◆ Task requirements:
Reproduce all entries precisely as they are written.

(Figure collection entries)
>> BEGIN

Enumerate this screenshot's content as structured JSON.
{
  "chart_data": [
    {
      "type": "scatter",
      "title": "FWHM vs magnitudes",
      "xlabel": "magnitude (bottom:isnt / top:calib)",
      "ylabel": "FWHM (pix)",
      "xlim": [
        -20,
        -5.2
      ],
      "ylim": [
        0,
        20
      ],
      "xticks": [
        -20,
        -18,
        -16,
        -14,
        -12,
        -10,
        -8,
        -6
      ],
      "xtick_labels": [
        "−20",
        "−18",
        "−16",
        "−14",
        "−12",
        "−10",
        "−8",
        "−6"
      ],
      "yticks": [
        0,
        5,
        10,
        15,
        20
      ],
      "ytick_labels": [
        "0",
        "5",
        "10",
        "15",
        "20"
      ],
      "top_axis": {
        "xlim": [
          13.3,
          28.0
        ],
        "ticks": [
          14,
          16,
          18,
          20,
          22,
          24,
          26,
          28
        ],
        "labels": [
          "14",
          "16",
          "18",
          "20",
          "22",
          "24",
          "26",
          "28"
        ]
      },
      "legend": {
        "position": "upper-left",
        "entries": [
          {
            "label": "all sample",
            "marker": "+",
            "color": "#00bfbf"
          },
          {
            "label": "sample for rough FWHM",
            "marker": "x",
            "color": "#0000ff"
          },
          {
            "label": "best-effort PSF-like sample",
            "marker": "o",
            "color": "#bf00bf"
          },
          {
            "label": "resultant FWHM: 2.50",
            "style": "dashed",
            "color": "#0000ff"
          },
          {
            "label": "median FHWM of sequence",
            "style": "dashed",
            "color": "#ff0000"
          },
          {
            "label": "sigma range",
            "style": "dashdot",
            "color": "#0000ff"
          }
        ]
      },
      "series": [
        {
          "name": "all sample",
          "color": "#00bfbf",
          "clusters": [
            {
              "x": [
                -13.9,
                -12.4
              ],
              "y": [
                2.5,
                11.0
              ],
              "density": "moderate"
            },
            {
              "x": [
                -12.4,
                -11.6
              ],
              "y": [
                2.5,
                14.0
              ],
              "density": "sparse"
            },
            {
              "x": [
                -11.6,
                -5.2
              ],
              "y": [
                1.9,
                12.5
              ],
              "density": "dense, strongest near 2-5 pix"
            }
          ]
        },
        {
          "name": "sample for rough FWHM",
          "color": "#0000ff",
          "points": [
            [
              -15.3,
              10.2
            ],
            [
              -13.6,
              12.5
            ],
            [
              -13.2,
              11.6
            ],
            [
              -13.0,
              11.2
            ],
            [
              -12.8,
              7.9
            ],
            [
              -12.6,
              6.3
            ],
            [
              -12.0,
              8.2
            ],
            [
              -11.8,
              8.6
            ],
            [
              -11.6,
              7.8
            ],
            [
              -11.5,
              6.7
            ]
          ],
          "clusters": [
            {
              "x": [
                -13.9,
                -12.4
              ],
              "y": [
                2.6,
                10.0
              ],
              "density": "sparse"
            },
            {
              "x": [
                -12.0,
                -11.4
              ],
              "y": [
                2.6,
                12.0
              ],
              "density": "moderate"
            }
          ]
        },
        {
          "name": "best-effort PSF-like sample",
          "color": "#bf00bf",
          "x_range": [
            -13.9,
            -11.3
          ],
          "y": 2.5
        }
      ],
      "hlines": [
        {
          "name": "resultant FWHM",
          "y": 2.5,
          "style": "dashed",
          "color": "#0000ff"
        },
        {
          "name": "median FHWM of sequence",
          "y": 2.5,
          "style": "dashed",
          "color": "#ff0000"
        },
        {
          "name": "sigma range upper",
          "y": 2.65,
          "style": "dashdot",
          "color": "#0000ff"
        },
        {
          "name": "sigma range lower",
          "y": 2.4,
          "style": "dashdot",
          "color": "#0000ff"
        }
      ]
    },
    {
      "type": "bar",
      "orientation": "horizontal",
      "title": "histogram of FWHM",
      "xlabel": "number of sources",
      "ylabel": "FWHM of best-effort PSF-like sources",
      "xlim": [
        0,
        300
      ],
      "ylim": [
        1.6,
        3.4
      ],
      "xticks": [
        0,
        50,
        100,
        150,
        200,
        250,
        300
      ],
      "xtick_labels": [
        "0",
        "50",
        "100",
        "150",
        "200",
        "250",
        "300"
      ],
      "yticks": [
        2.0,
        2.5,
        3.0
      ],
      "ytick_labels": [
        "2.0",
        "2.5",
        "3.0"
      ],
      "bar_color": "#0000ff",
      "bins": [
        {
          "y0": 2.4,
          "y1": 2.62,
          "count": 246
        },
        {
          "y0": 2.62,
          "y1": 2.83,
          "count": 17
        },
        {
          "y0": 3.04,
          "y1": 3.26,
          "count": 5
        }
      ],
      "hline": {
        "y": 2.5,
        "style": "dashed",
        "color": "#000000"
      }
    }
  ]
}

>> END

◆ Exercise result:
Enumerate this screenshot's content as structured JSON.
{
  "chart_data": [
    {
      "type": "scatter",
      "title": "FWHM vs magnitudes",
      "xlabel": "magnitude (bottom:isnt / top:calib)",
      "ylabel": "FWHM (pix)",
      "xlim": [
        -20,
        -5.2
      ],
      "ylim": [
        0,
        20
      ],
      "xticks": [
        -20,
        -18,
        -16,
        -14,
        -12,
        -10,
        -8,
        -6
      ],
      "xtick_labels": [
        "−20",
        "−18",
        "−16",
        "−14",
        "−12",
        "−10",
        "−8",
        "−6"
      ],
      "yticks": [
        0,
        5,
        10,
        15,
        20
      ],
      "ytick_labels": [
        "0",
        "5",
        "10",
        "15",
        "20"
      ],
      "top_axis": {
        "xlim": [
          13.3,
          28.0
        ],
        "ticks": [
          14,
          16,
          18,
          20,
          22,
          24,
          26,
          28
        ],
        "labels": [
          "14",
          "16",
          "18",
          "20",
          "22",
          "24",
          "26",
          "28"
        ]
      },
      "legend": {
        "position": "upper-left",
        "entries": [
          {
            "label": "all sample",
            "marker": "+",
            "color": "#00bfbf"
          },
          {
            "label": "sample for rough FWHM",
            "marker": "x",
            "color": "#0000ff"
          },
          {
            "label": "best-effort PSF-like sample",
            "marker": "o",
            "color": "#bf00bf"
          },
          {
            "label": "resultant FWHM: 2.50",
            "style": "dashed",
            "color": "#0000ff"
          },
          {
            "label": "median FHWM of sequence",
            "style": "dashed",
            "color": "#ff0000"
          },
          {
            "label": "sigma range",
            "style": "dashdot",
            "color": "#0000ff"
          }
        ]
      },
      "series": [
        {
          "name": "all sample",
          "color": "#00bfbf",
          "clusters": [
            {
              "x": [
                -13.9,
                -12.4
              ],
              "y": [
                2.5,
                11.0
              ],
              "density": "moderate"
            },
            {
              "x": [
                -12.4,
                -11.6
              ],
              "y": [
                2.5,
                14.0
              ],
              "density": "sparse"
            },
            {
              "x": [
                -11.6,
                -5.2
              ],
              "y": [
                1.9,
                12.5
              ],
              "density": "dense, strongest near 2-5 pix"
            }
          ]
        },
        {
          "name": "sample for rough FWHM",
          "color": "#0000ff",
          "points": [
            [
              -15.3,
              10.2
            ],
            [
              -13.6,
              12.5
            ],
            [
              -13.2,
              11.6
            ],
            [
              -13.0,
              11.2
            ],
            [
              -12.8,
              7.9
            ],
            [
              -12.6,
              6.3
            ],
            [
              -12.0,
              8.2
            ],
            [
              -11.8,
              8.6
            ],
            [
              -11.6,
              7.8
            ],
            [
              -11.5,
              6.7
            ]
          ],
          "clusters": [
            {
              "x": [
                -13.9,
                -12.4
              ],
              "y": [
                2.6,
                10.0
              ],
              "density": "sparse"
            },
            {
              "x": [
                -12.0,
                -11.4
              ],
              "y": [
                2.6,
                12.0
              ],
              "density": "moderate"
            }
          ]
        },
        {
          "name": "best-effort PSF-like sample",
          "color": "#bf00bf",
          "x_range": [
            -13.9,
            -11.3
          ],
          "y": 2.5
        }
      ],
      "hlines": [
        {
          "name": "resultant FWHM",
          "y": 2.5,
          "style": "dashed",
          "color": "#0000ff"
        },
        {
          "name": "median FHWM of sequence",
          "y": 2.5,
          "style": "dashed",
          "color": "#ff0000"
        },
        {
          "name": "sigma range upper",
          "y": 2.65,
          "style": "dashdot",
          "color": "#0000ff"
        },
        {
          "name": "sigma range lower",
          "y": 2.4,
          "style": "dashdot",
          "color": "#0000ff"
        }
      ]
    },
    {
      "type": "bar",
      "orientation": "horizontal",
      "title": "histogram of FWHM",
      "xlabel": "number of sources",
      "ylabel": "FWHM of best-effort PSF-like sources",
      "xlim": [
        0,
        300
      ],
      "ylim": [
        1.6,
        3.4
      ],
      "xticks": [
        0,
        50,
        100,
        150,
        200,
        250,
        300
      ],
      "xtick_labels": [
        "0",
        "50",
        "100",
        "150",
        "200",
        "250",
        "300"
      ],
      "yticks": [
        2.0,
        2.5,
        3.0
      ],
      "ytick_labels": [
        "2.0",
        "2.5",
        "3.0"
      ],
      "bar_color": "#0000ff",
      "bins": [
        {
          "y0": 2.4,
          "y1": 2.62,
          "count": 246
        },
        {
          "y0": 2.62,
          "y1": 2.83,
          "count": 17
        },
        {
          "y0": 3.04,
          "y1": 3.26,
          "count": 5
        }
      ],
      "hline": {
        "y": 2.5,
        "style": "dashed",
        "color": "#000000"
      }
    }
  ]
}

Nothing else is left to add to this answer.